>>>>>
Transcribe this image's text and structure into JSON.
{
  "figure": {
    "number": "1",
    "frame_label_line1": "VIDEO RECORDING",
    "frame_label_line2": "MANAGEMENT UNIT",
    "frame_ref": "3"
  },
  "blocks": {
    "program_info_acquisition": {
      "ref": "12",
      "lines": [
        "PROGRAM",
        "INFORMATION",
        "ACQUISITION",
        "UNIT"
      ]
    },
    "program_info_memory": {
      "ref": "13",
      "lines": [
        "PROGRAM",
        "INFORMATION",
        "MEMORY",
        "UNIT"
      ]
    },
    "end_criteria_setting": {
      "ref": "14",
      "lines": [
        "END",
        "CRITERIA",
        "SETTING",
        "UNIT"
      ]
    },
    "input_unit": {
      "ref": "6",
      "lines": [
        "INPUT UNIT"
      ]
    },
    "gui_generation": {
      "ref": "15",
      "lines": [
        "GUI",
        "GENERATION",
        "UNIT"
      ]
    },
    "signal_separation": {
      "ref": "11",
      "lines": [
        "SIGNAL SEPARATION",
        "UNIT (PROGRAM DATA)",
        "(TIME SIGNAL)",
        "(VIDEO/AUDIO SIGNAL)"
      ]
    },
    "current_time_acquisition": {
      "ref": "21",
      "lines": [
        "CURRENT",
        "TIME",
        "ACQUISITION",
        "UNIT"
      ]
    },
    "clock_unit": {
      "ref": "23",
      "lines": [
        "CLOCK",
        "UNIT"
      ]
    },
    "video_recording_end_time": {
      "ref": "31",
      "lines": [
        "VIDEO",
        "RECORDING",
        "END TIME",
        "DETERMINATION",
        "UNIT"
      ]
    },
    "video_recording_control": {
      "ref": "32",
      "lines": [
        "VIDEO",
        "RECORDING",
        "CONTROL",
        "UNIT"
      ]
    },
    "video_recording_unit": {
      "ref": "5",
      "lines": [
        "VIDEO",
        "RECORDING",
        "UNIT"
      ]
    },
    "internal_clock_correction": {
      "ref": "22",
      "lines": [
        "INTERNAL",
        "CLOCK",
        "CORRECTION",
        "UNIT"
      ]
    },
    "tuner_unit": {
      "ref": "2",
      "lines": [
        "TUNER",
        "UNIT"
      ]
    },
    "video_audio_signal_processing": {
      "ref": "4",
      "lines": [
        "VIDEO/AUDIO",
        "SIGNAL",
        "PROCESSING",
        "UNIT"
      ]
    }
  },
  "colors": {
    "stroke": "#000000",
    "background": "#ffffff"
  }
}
<<<<<
In full and verbatim, repeat the records given above.

SOLVED PROBLEM:
Transcribe this image's text and structure into JSON.
{
  "figure": {
    "number": "1",
    "frame_label_line1": "VIDEO RECORDING",
    "frame_label_line2": "MANAGEMENT UNIT",
    "frame_ref": "3"
  },
  "blocks": {
    "program_info_acquisition": {
      "ref": "12",
      "lines": [
        "PROGRAM",
        "INFORMATION",
        "ACQUISITION",
        "UNIT"
      ]
    },
    "program_info_memory": {
      "ref": "13",
      "lines": [
        "PROGRAM",
        "INFORMATION",
        "MEMORY",
        "UNIT"
      ]
    },
    "end_criteria_setting": {
      "ref": "14",
      "lines": [
        "END",
        "CRITERIA",
        "SETTING",
        "UNIT"
      ]
    },
    "input_unit": {
      "ref": "6",
      "lines": [
        "INPUT UNIT"
      ]
    },
    "gui_generation": {
      "ref": "15",
      "lines": [
        "GUI",
        "GENERATION",
        "UNIT"
      ]
    },
    "signal_separation": {
      "ref": "11",
      "lines": [
        "SIGNAL SEPARATION",
        "UNIT (PROGRAM DATA)",
        "(TIME SIGNAL)",
        "(VIDEO/AUDIO SIGNAL)"
      ]
    },
    "current_time_acquisition": {
      "ref": "21",
      "lines": [
        "CURRENT",
        "TIME",
        "ACQUISITION",
        "UNIT"
      ]
    },
    "clock_unit": {
      "ref": "23",
      "lines": [
        "CLOCK",
        "UNIT"
      ]
    },
    "video_recording_end_time": {
      "ref": "31",
      "lines": [
        "VIDEO",
        "RECORDING",
        "END TIME",
        "DETERMINATION",
        "UNIT"
      ]
    },
    "video_recording_control": {
      "ref": "32",
      "lines": [
        "VIDEO",
        "RECORDING",
        "CONTROL",
        "UNIT"
      ]
    },
    "video_recording_unit": {
      "ref": "5",
      "lines": [
        "VIDEO",
        "RECORDING",
        "UNIT"
      ]
    },
    "internal_clock_correction": {
      "ref": "22",
      "lines": [
        "INTERNAL",
        "CLOCK",
        "CORRECTION",
        "UNIT"
      ]
    },
    "tuner_unit": {
      "ref": "2",
      "lines": [
        "TUNER",
        "UNIT"
      ]
    },
    "video_audio_signal_processing": {
      "ref": "4",
      "lines": [
        "VIDEO/AUDIO",
        "SIGNAL",
        "PROCESSING",
        "UNIT"
      ]
    }
  },
  "colors": {
    "stroke": "#000000",
    "background": "#ffffff"
  }
}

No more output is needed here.